_What is expected_
Take every line from the material that has the word "oder" in it.

_Source records_

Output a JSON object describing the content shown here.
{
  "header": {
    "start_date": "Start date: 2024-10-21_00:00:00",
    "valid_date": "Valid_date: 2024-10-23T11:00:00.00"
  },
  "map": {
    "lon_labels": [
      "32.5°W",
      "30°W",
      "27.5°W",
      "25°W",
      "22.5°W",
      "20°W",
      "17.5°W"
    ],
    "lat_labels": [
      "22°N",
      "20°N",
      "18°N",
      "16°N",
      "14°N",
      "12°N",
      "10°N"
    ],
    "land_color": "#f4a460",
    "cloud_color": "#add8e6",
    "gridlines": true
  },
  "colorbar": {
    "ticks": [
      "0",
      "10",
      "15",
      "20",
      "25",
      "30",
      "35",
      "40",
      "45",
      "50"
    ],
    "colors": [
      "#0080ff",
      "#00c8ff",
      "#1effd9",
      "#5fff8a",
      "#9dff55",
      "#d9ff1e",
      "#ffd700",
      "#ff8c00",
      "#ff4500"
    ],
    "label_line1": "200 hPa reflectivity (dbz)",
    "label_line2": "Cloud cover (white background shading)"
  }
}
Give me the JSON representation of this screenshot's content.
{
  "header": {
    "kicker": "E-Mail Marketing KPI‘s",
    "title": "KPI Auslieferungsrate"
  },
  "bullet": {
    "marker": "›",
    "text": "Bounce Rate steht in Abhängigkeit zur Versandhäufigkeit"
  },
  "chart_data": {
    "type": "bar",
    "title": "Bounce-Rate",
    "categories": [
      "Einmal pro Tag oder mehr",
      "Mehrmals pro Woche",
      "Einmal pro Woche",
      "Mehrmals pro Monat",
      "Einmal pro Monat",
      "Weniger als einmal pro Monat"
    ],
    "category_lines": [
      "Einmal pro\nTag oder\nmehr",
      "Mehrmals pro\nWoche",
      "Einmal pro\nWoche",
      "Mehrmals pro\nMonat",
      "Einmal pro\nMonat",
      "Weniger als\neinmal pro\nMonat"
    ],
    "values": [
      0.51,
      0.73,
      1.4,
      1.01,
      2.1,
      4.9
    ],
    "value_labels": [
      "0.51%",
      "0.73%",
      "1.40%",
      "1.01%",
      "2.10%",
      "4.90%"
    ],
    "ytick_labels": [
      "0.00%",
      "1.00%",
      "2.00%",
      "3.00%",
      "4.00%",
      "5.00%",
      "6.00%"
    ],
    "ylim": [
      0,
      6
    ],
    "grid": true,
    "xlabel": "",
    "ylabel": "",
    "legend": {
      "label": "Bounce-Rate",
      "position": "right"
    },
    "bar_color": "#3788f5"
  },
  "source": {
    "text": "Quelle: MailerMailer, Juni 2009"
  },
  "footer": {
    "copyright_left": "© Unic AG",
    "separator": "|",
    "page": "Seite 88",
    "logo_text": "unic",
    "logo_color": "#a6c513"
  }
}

_Exercise output_
      "Einmal pro Tag oder mehr",
      "Einmal pro\nTag oder\nmehr",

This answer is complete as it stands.